[A block of data]
****************************************

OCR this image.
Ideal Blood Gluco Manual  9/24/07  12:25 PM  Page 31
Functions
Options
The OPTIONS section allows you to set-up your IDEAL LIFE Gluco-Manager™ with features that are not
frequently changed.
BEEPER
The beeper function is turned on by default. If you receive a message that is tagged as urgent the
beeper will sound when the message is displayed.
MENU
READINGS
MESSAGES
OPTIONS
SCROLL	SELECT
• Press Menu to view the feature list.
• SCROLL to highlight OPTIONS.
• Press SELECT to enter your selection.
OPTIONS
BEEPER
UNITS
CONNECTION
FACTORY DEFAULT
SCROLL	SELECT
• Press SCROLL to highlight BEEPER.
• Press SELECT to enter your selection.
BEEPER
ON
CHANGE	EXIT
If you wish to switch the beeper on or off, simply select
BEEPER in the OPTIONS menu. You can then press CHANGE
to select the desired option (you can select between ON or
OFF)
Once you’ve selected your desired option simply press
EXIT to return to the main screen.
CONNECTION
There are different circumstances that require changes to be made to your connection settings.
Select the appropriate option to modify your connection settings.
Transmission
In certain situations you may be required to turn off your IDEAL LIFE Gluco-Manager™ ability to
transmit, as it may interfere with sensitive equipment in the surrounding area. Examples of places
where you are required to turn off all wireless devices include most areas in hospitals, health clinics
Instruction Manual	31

****************************************

Take the records above and return them exactly as written.

OCR this image.
Ideal Blood Gluco Manual  9/24/07  12:25 PM  Page 31
Functions
Options
The OPTIONS section allows you to set-up your IDEAL LIFE Gluco-Manager™ with features that are not
frequently changed.
BEEPER
The beeper function is turned on by default. If you receive a message that is tagged as urgent the
beeper will sound when the message is displayed.
MENU
READINGS
MESSAGES
OPTIONS
SCROLL	SELECT
• Press Menu to view the feature list.
• SCROLL to highlight OPTIONS.
• Press SELECT to enter your selection.
OPTIONS
BEEPER
UNITS
CONNECTION
FACTORY DEFAULT
SCROLL	SELECT
• Press SCROLL to highlight BEEPER.
• Press SELECT to enter your selection.
BEEPER
ON
CHANGE	EXIT
If you wish to switch the beeper on or off, simply select
BEEPER in the OPTIONS menu. You can then press CHANGE
to select the desired option (you can select between ON or
OFF)
Once you’ve selected your desired option simply press
EXIT to return to the main screen.
CONNECTION
There are different circumstances that require changes to be made to your connection settings.
Select the appropriate option to modify your connection settings.
Transmission
In certain situations you may be required to turn off your IDEAL LIFE Gluco-Manager™ ability to
transmit, as it may interfere with sensitive equipment in the surrounding area. Examples of places
where you are required to turn off all wireless devices include most areas in hospitals, health clinics
Instruction Manual	31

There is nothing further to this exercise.